Stated problem -
Reply only with how many lines contain the word "vertex".

##### Material provided

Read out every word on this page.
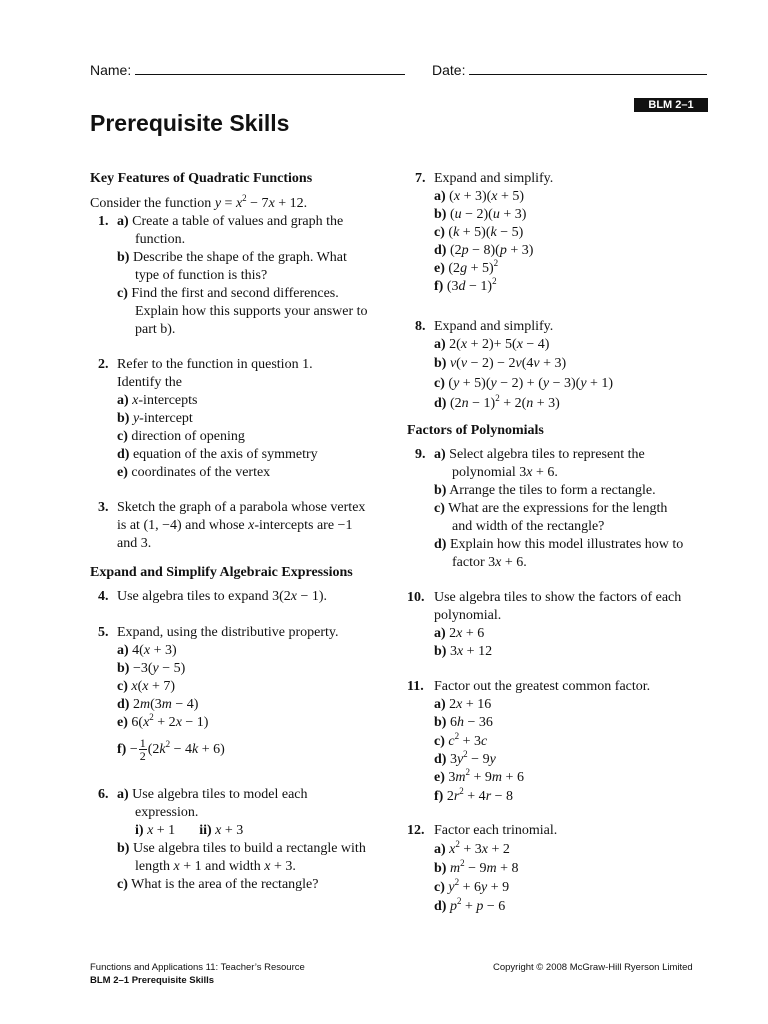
Name:	Date:
BLM 2–1
Prerequisite Skills
Key Features of Quadratic Functions
Consider the function $y = x^2 - 7x + 12$.
1. a) Create a table of values and graph the
function.
b) Describe the shape of the graph. What
type of function is this?
c) Find the first and second differences.
Explain how this supports your answer to
part b).
2. Refer to the function in question 1.
Identify the
a) x-intercepts
b) y-intercept
c) direction of opening
d) equation of the axis of symmetry
e) coordinates of the vertex
3. Sketch the graph of a parabola whose vertex
is at (1, −4) and whose x-intercepts are −1
and 3.
Expand and Simplify Algebraic Expressions
4. Use algebra tiles to expand 3(2x − 1).
5. Expand, using the distributive property.
a) 4(x + 3)
b) −3(y − 5)
c) x(x + 7)
d) 2m(3m − 4)
e) $6(x^2 + 2x - 1)$
$f) - \frac{1}{2} (2k^2 - 4k + 6)$
6. a) Use algebra tiles to model each
expression.
i) x + 1 ii) x + 3
b) Use algebra tiles to build a rectangle with
length x + 1 and width x + 3.
c) What is the area of the rectangle?
7. Expand and simplify.
a) (x + 3)(x + 5)
b) (u − 2)(u + 3)
c) (k + 5)(k − 5)
d) (2p − 8)(p + 3)
e) $(2g + 5)^2$
f) $(3d - 1)^2$
8. Expand and simplify.
a) 2(x + 2)+ 5(x − 4)
b) v(v − 2) − 2v(4v + 3)
c) (y + 5)(y − 2) + (y − 3)(y + 1)
d) $(2n - 1)^2 + 2(n + 3)$
Factors of Polynomials
9. a) Select algebra tiles to represent the
polynomial 3x + 6.
b) Arrange the tiles to form a rectangle.
c) What are the expressions for the length
and width of the rectangle?
d) Explain how this model illustrates how to
factor 3x + 6.
10. Use algebra tiles to show the factors of each
polynomial.
a) 2x + 6
b) 3x + 12
11. Factor out the greatest common factor.
a) 2x + 16
b) 6h − 36
c) $c^2 + 3c$
d) $3y^2 - 9y$
e) $3m^2 + 9m + 6$
f) $2r^2 + 4r - 8$
12. Factor each trinomial.
a) $x^2 + 3x + 2$
b) $m^2 - 9m + 8$
c) $y^2 + 6y + 9$
d) $p^2 + p - 6$
Functions and Applications 11: Teacher’s Resource
BLM 2–1 Prerequisite Skills
Copyright © 2008 McGraw-Hill Ryerson Limited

##########

Solution to this task -
2